_Exercise_:
Copy every line from the material below that holds "send".

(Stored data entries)
>>>>>

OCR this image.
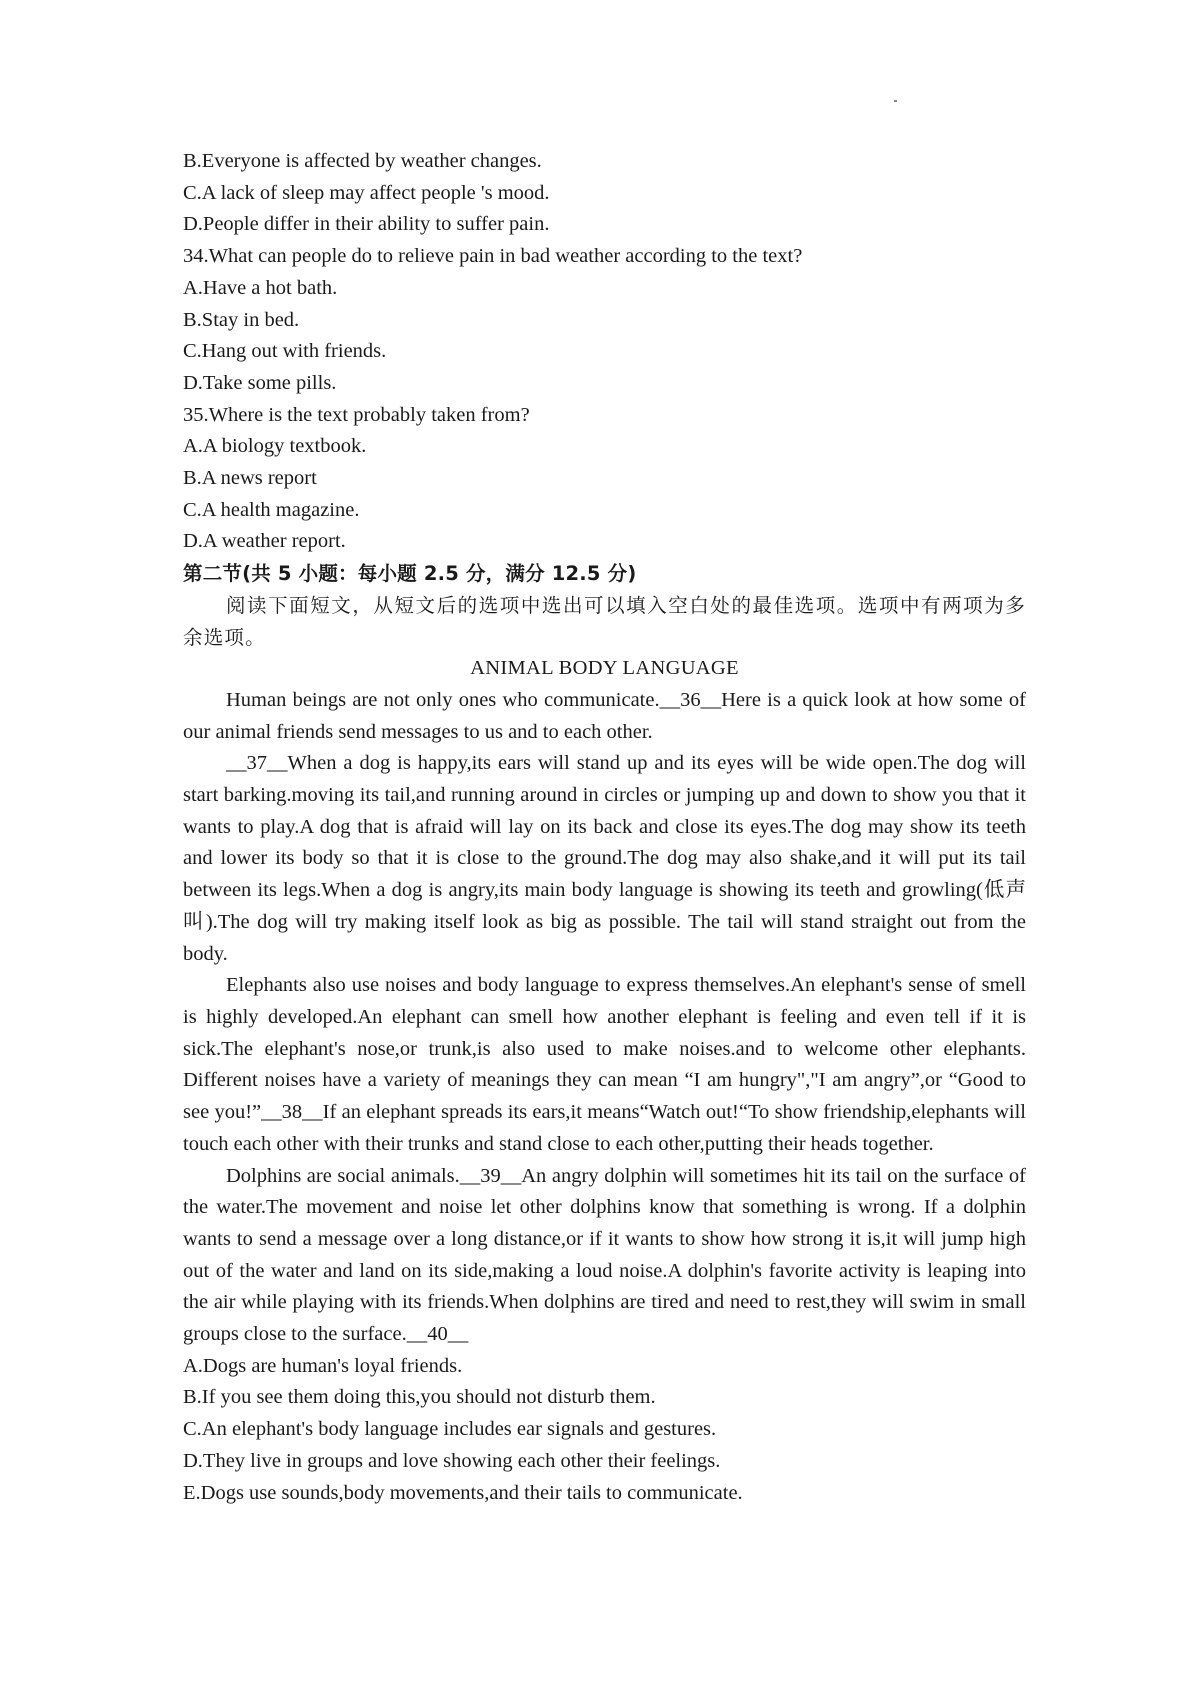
B.Everyone is affected by weather changes.

C.A lack of sleep may affect people 's mood.

D.People differ in their ability to suffer pain.

34.What can people do to relieve pain in bad weather according to the text?

A.Have a hot bath.

B.Stay in bed.

C.Hang out with friends.

D.Take some pills.

35.Where is the text probably taken from?

A.A biology textbook.

B.A news report

C.A health magazine.

D.A weather report.

第二节(共 5 小题：每小题 2.5 分，满分 12.5 分)

阅读下面短文，从短文后的选项中选出可以填入空白处的最佳选项。选项中有两项为多余选项。

ANIMAL BODY LANGUAGE

Human beings are not only ones who communicate.__36__Here is a quick look at how some of our animal friends send messages to us and to each other.

__37__When a dog is happy,its ears will stand up and its eyes will be wide open.The dog will start barking.moving its tail,and running around in circles or jumping up and down to show you that it wants to play.A dog that is afraid will lay on its back and close its eyes.The dog may show its teeth and lower its body so that it is close to the ground.The dog may also shake,and it will put its tail between its legs.When a dog is angry,its main body language is showing its teeth and growling(低声叫).The dog will try making itself look as big as possible. The tail will stand straight out from the body.

Elephants also use noises and body language to express themselves.An elephant's sense of smell is highly developed.An elephant can smell how another elephant is feeling and even tell if it is sick.The elephant's nose,or trunk,is also used to make noises.and to welcome other elephants. Different noises have a variety of meanings they can mean “I am hungry","I am angry”,or “Good to see you!”__38__If an elephant spreads its ears,it means“Watch out!“To show friendship,elephants will touch each other with their trunks and stand close to each other,putting their heads together.

Dolphins are social animals.__39__An angry dolphin will sometimes hit its tail on the surface of the water.The movement and noise let other dolphins know that something is wrong. If a dolphin wants to send a message over a long distance,or if it wants to show how strong it is,it will jump high out of the water and land on its side,making a loud noise.A dolphin's favorite activity is leaping into the air while playing with its friends.When dolphins are tired and need to rest,they will swim in small groups close to the surface.__40__

A.Dogs are human's loyal friends.

B.If you see them doing this,you should not disturb them.

C.An elephant's body language includes ear signals and gestures.

D.They live in groups and love showing each other their feelings.

E.Dogs use sounds,body movements,and their tails to communicate.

<<<<<

_Right answer_:
Human beings are not only ones who communicate.__36__Here is a quick look at how some of our animal friends send messages to us and to each other.
Dolphins are social animals.__39__An angry dolphin will sometimes hit its tail on the surface of the water.The movement and noise let other dolphins know that something is wrong. If a dolphin wants to send a message over a long distance,or if it wants to show how strong it is,it will jump high out of the water and land on its side,making a loud noise.A dolphin's favorite activity is leaping into the air while playing with its friends.When dolphins are tired and need to rest,they will swim in small groups close to the surface.__40__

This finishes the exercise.